### Exercise description
Spot each line that carries the word "Tous"; copy those lines.

[Data entries]
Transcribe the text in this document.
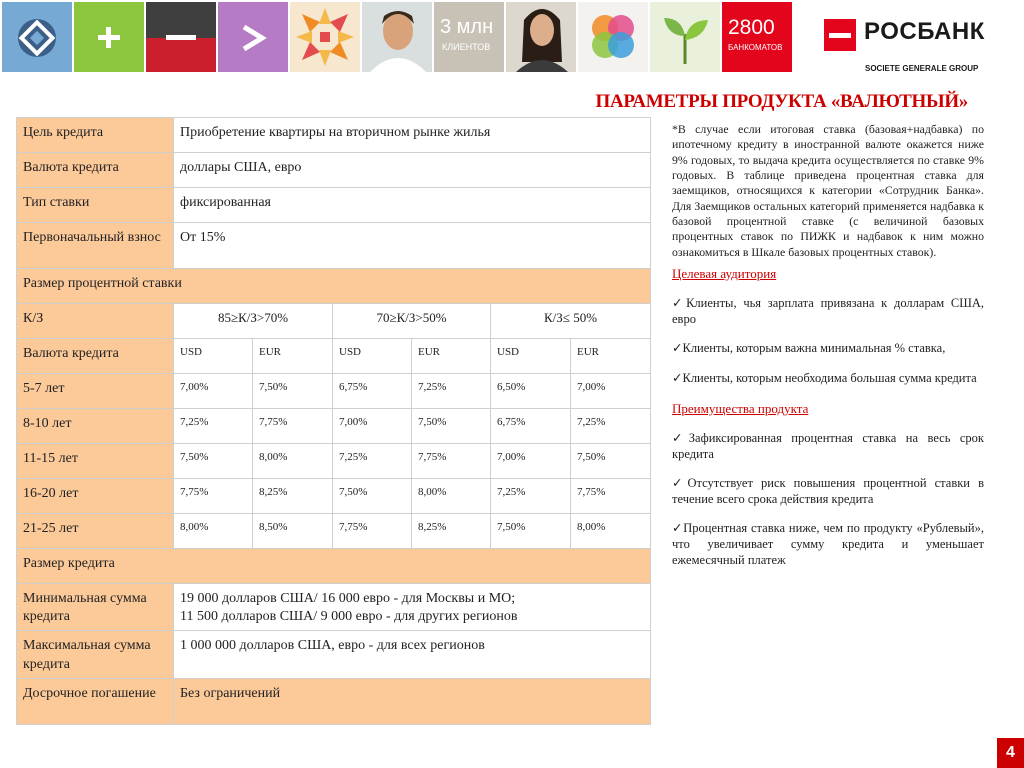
3 млн
КЛИЕНТОВ
2800
БАНКОМАТОВ
РОСБАНК
SOCIETE GENERALE GROUP
ПАРАМЕТРЫ ПРОДУКТА «ВАЛЮТНЫЙ»
Цель кредита	Приобретение квартиры на вторичном рынке жилья					
Валюта кредита	доллары США, евро					
Тип ставки	фиксированная					
Первоначальный взнос	От 15%					
Размер процентной ставки						
К/З	85≥К/З>70%		70≥К/З>50%		К/З≤ 50%	
Валюта кредита	USD	EUR	USD	EUR	USD	EUR
5-7 лет	7,00%	7,50%	6,75%	7,25%	6,50%	7,00%
8-10 лет	7,25%	7,75%	7,00%	7,50%	6,75%	7,25%
11-15 лет	7,50%	8,00%	7,25%	7,75%	7,00%	7,50%
16-20 лет	7,75%	8,25%	7,50%	8,00%	7,25%	7,75%
21-25 лет	8,00%	8,50%	7,75%	8,25%	7,50%	8,00%
Размер кредита						
Минимальная сумма кредита	19 000 долларов США/ 16 000 евро - для Москвы и МО;
11 500 долларов США/ 9 000 евро - для других регионов					

Максимальная сумма кредита	1 000 000 долларов США, евро - для всех регионов					
Досрочное погашение	Без ограничений					

*В случае если итоговая ставка (базовая+надбавка) по ипотечному кредиту в иностранной валюте окажется ниже 9% годовых, то выдача кредита осуществляется по ставке 9% годовых. В таблице приведена процентная ставка для заемщиков, относящихся к категории «Сотрудник Банка». Для Заемщиков остальных категорий применяется надбавка к базовой процентной ставке (с величиной базовых процентных ставок по ПИЖК и надбавок к ним можно ознакомиться в Шкале базовых процентных ставок).

Целевая аудитория

✓Клиенты, чья зарплата привязана к долларам США, евро

✓Клиенты, которым важна минимальная % ставка,

✓Клиенты, которым необходима большая сумма кредита

Преимущества продукта

✓Зафиксированная процентная ставка на весь срок кредита

✓Отсутствует риск повышения процентной ставки в течение всего срока действия кредита

✓Процентная ставка ниже, чем по продукту «Рублевый», что увеличивает сумму кредита и уменьшает ежемесячный платеж

4
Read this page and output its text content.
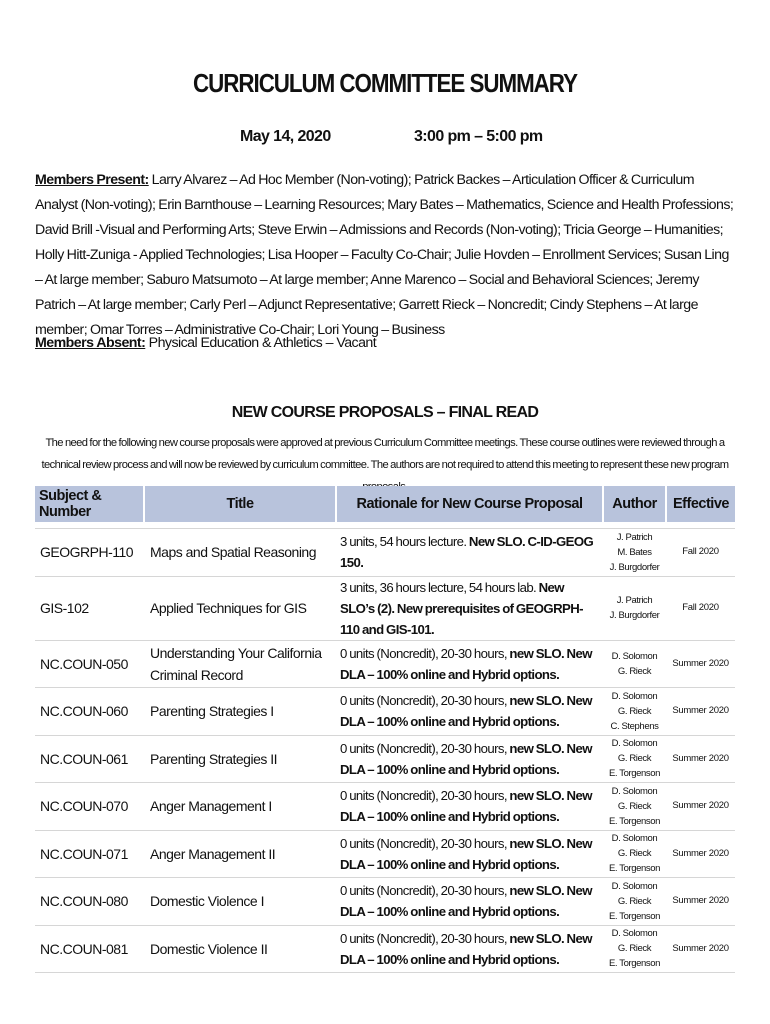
CURRICULUM COMMITTEE SUMMARY
May 14, 2020	3:00 pm – 5:00 pm
Members Present: Larry Alvarez – Ad Hoc Member (Non-voting); Patrick Backes – Articulation Officer & Curriculum Analyst (Non-voting); Erin Barnthouse – Learning Resources; Mary Bates – Mathematics, Science and Health Professions; David Brill -Visual and Performing Arts; Steve Erwin – Admissions and Records (Non-voting); Tricia George – Humanities; Holly Hitt-Zuniga - Applied Technologies; Lisa Hooper – Faculty Co-Chair; Julie Hovden – Enrollment Services; Susan Ling – At large member; Saburo Matsumoto – At large member; Anne Marenco – Social and Behavioral Sciences; Jeremy Patrich – At large member; Carly Perl – Adjunct Representative; Garrett Rieck – Noncredit; Cindy Stephens – At large member; Omar Torres – Administrative Co-Chair; Lori Young – Business
Members Absent: Physical Education & Athletics – Vacant
NEW COURSE PROPOSALS – FINAL READ
The need for the following new course proposals were approved at previous Curriculum Committee meetings. These course outlines were reviewed through a technical review process and will now be reviewed by curriculum committee. The authors are not required to attend this meeting to represent these new program
Subject & Number	Title	Rationale for New Course Proposal	Author	Effective

GEOGRPH-110	Maps and Spatial Reasoning	3 units, 54 hours lecture. New SLO. C-ID-GEOG 150.	J. Patrich
M. Bates
J. Burgdorfer	Fall 2020
GIS-102	Applied Techniques for GIS	3 units, 36 hours lecture, 54 hours lab. New SLO’s (2). New prerequisites of GEOGRPH-110 and GIS-101.	J. Patrich
J. Burgdorfer	Fall 2020
NC.COUN-050	Understanding Your California Criminal Record	0 units (Noncredit), 20-30 hours, new SLO. New DLA – 100% online and Hybrid options.	D. Solomon
G. Rieck	Summer 2020
NC.COUN-060	Parenting Strategies I	0 units (Noncredit), 20-30 hours, new SLO. New DLA – 100% online and Hybrid options.	D. Solomon
G. Rieck
C. Stephens	Summer 2020
NC.COUN-061	Parenting Strategies II	0 units (Noncredit), 20-30 hours, new SLO. New DLA – 100% online and Hybrid options.	D. Solomon
G. Rieck
E. Torgenson	Summer 2020
NC.COUN-070	Anger Management I	0 units (Noncredit), 20-30 hours, new SLO. New DLA – 100% online and Hybrid options.	D. Solomon
G. Rieck
E. Torgenson	Summer 2020
NC.COUN-071	Anger Management II	0 units (Noncredit), 20-30 hours, new SLO. New DLA – 100% online and Hybrid options.	D. Solomon
G. Rieck
E. Torgenson	Summer 2020
NC.COUN-080	Domestic Violence I	0 units (Noncredit), 20-30 hours, new SLO. New DLA – 100% online and Hybrid options.	D. Solomon
G. Rieck
E. Torgenson	Summer 2020
NC.COUN-081	Domestic Violence II	0 units (Noncredit), 20-30 hours, new SLO. New DLA – 100% online and Hybrid options.	D. Solomon
G. Rieck
E. Torgenson	Summer 2020
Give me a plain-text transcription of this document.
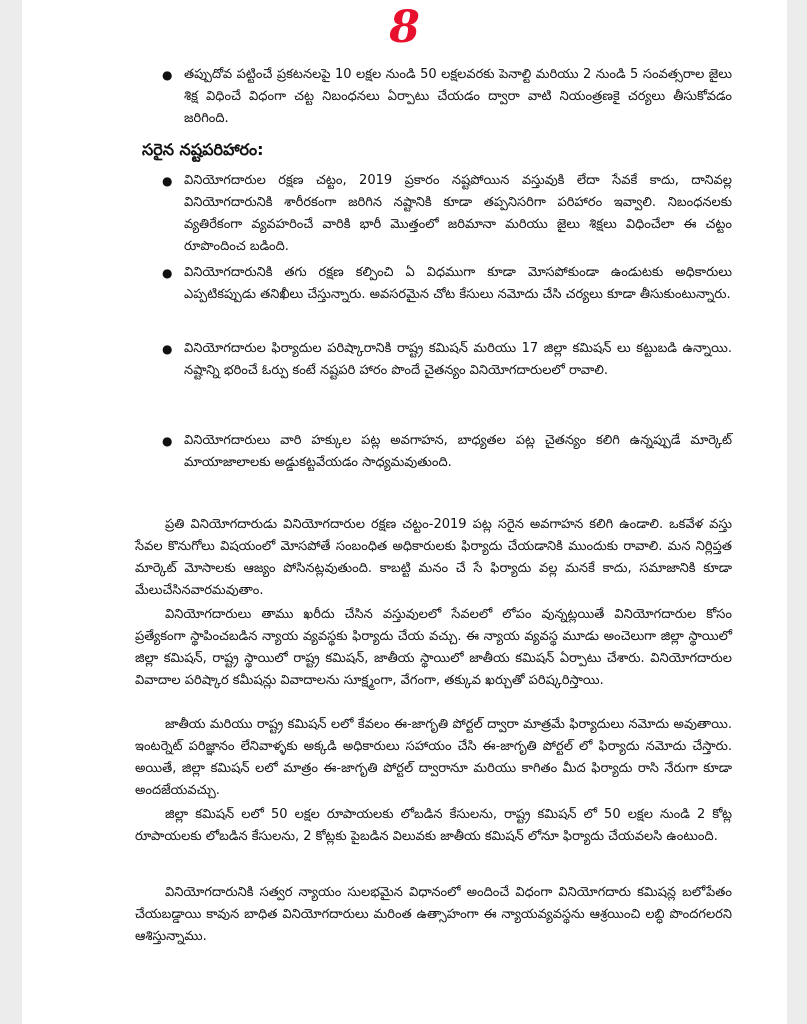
8
● తప్పుదోవ పట్టించే ప్రకటనలపై 10 లక్షల నుండి 50 లక్షలవరకు పెనాల్టి మరియు 2 నుండి 5 సంవత్సరాల జైలు శిక్ష విధించే విధంగా చట్ట నిబంధనలు ఏర్పాటు చేయడం ద్వారా వాటి నియంత్రణకై చర్యలు తీసుకోవడం జరిగింది.
సరైన నష్టపరిహారం:
● వినియోగదారుల రక్షణ చట్టం, 2019 ప్రకారం నష్టపోయిన వస్తువుకి లేదా సేవకే కాదు, దానివల్ల వినియోగదారునికి శారీరకంగా జరిగిన నష్టానికి కూడా తప్పనిసరిగా పరిహారం ఇవ్వాలి. నిబంధనలకు వ్యతిరేకంగా వ్యవహరించే వారికి భారీ మొత్తంలో జరిమానా మరియు జైలు శిక్షలు విధించేలా ఈ చట్టం రూపొందించ బడింది.
● వినియోగదారునికి తగు రక్షణ కల్పించి ఏ విధముగా కూడా మోసపోకుండా ఉండుటకు అధికారులు ఎప్పటికప్పుడు తనిఖీలు చేస్తున్నారు. అవసరమైన చోట కేసులు నమోదు చేసి చర్యలు కూడా తీసుకుంటున్నారు.
● వినియోగదారుల ఫిర్యాదుల పరిష్కారానికి రాష్ట్ర కమిషన్ మరియు 17 జిల్లా కమిషన్ లు కట్టుబడి ఉన్నాయి. నష్టాన్ని భరించే ఓర్పు కంటే నష్టపరి హారం పొందే చైతన్యం వినియోగదారులలో రావాలి.
● వినియోగదారులు వారి హక్కుల పట్ల అవగాహన, బాధ్యతల పట్ల చైతన్యం కలిగి ఉన్నప్పుడే మార్కెట్ మాయాజాలాలకు అడ్డుకట్టవేయడం సాధ్యమవుతుంది.

ప్రతి వినియోగదారుడు వినియోగదారుల రక్షణ చట్టం-2019 పట్ల సరైన అవగాహన కలిగి ఉండాలి. ఒకవేళ వస్తు సేవల కొనుగోలు విషయంలో మోసపోతే సంబంధిత అధికారులకు ఫిర్యాదు చేయడానికి ముందుకు రావాలి. మన నిర్లిప్తత మార్కెట్ మోసాలకు ఆజ్యం పోసినట్లవుతుంది. కాబట్టి మనం చే సే ఫిర్యాదు వల్ల మనకే కాదు, సమాజానికి కూడా మేలుచేసినవారమవుతాం.

వినియోగదారులు తాము ఖరీదు చేసిన వస్తువులలో సేవలలో లోపం వున్నట్లయితే వినియోగదారుల కోసం ప్రత్యేకంగా స్థాపించబడిన న్యాయ వ్యవస్థకు ఫిర్యాదు చేయ వచ్చు. ఈ న్యాయ వ్యవస్థ మూడు అంచెలుగా జిల్లా స్థాయిలో జిల్లా కమిషన్, రాష్ట్ర స్థాయిలో రాష్ట్ర కమిషన్, జాతీయ స్థాయిలో జాతీయ కమిషన్ ఏర్పాటు చేశారు. వినియోగదారుల వివాదాల పరిష్కార కమీషన్లు వివాదాలను సూక్ష్మంగా, వేగంగా, తక్కువ ఖర్చుతో పరిష్కరిస్తాయి.

జాతీయ మరియు రాష్ట్ర కమిషన్ లలో కేవలం ఈ-జాగృతి పోర్టల్ ద్వారా మాత్రమే ఫిర్యాదులు నమోదు అవుతాయి. ఇంటర్నెట్ పరిజ్ఞానం లేనివాళ్ళకు అక్కడి అధికారులు సహాయం చేసి ఈ-జాగృతి పోర్టల్ లో ఫిర్యాదు నమోదు చేస్తారు. అయితే, జిల్లా కమిషన్ లలో మాత్రం ఈ-జాగృతి పోర్టల్ ద్వారానూ మరియు కాగితం మీద ఫిర్యాదు రాసి నేరుగా కూడా అందజేయవచ్చు.

జిల్లా కమిషన్ లలో 50 లక్షల రూపాయలకు లోబడిన కేసులను, రాష్ట్ర కమిషన్ లో 50 లక్షల నుండి 2 కోట్ల రూపాయలకు లోబడిన కేసులను, 2 కోట్లకు పైబడిన విలువకు జాతీయ కమిషన్ లోనూ ఫిర్యాదు చేయవలసి ఉంటుంది.

వినియోగదారునికి సత్వర న్యాయం సులభమైన విధానంలో అందించే విధంగా వినియోగదారు కమిషన్ల బలోపేతం చేయబడ్డాయి కావున బాధిత వినియోగదారులు మరింత ఉత్సాహంగా ఈ న్యాయవ్యవస్థను ఆశ్రయించి లబ్ధి పొందగలరని ఆశిస్తున్నాము.
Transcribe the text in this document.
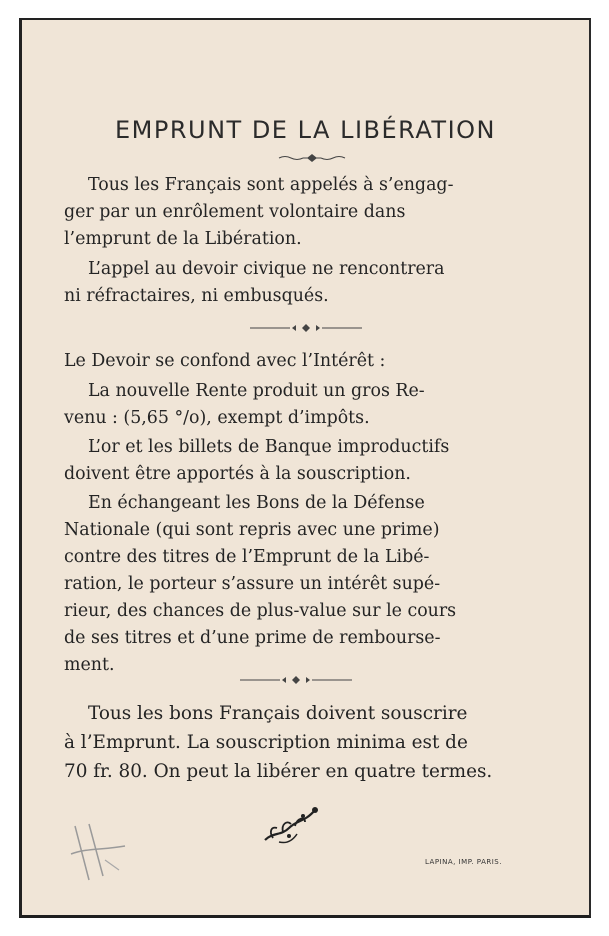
EMPRUNT DE LA LIBÉRATION

Tous les Français sont appelés à s’engag-
ger par un enrôlement volontaire dans
l’emprunt de la Libération.

L’appel au devoir civique ne rencontrera
ni réfractaires, ni embusqués.

Le Devoir se confond avec l’Intérêt :

La nouvelle Rente produit un gros Re-
venu : (5,65 °/o), exempt d’impôts.

L’or et les billets de Banque improductifs
doivent être apportés à la souscription.

En échangeant les Bons de la Défense
Nationale (qui sont repris avec une prime)
contre des titres de l’Emprunt de la Libé-
ration, le porteur s’assure un intérêt supé-
rieur, des chances de plus-value sur le cours
de ses titres et d’une prime de rembourse-
ment.

Tous les bons Français doivent souscrire
à l’Emprunt. La souscription minima est de
70 fr. 80. On peut la libérer en quatre termes.

LAPINA, IMP. PARIS.
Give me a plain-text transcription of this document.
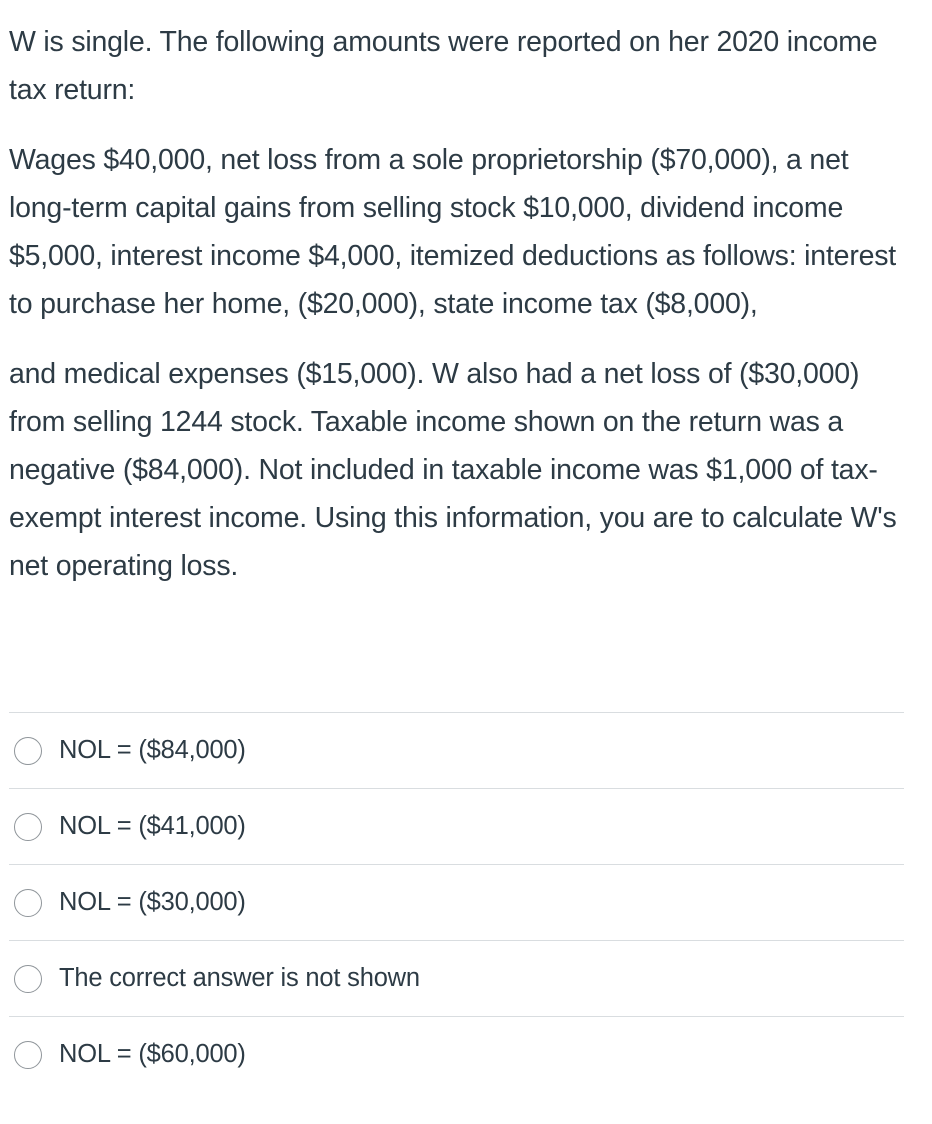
W is single. The following amounts were reported on her 2020 income tax return:

Wages $40,000, net loss from a sole proprietorship ($70,000), a net long-term capital gains from selling stock $10,000, dividend income $5,000, interest income $4,000, itemized deductions as follows: interest to purchase her home, ($20,000), state income tax ($8,000),

and medical expenses ($15,000). W also had a net loss of ($30,000) from selling 1244 stock. Taxable income shown on the return was a negative ($84,000). Not included in taxable income was $1,000 of tax-exempt interest income. Using this information, you are to calculate W's net operating loss.

NOL = ($84,000)
NOL = ($41,000)
NOL = ($30,000)
The correct answer is not shown
NOL = ($60,000)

### Solution for this exercise
Tous les Français sont appelés à s’engag-
Tous les bons Français doivent souscrire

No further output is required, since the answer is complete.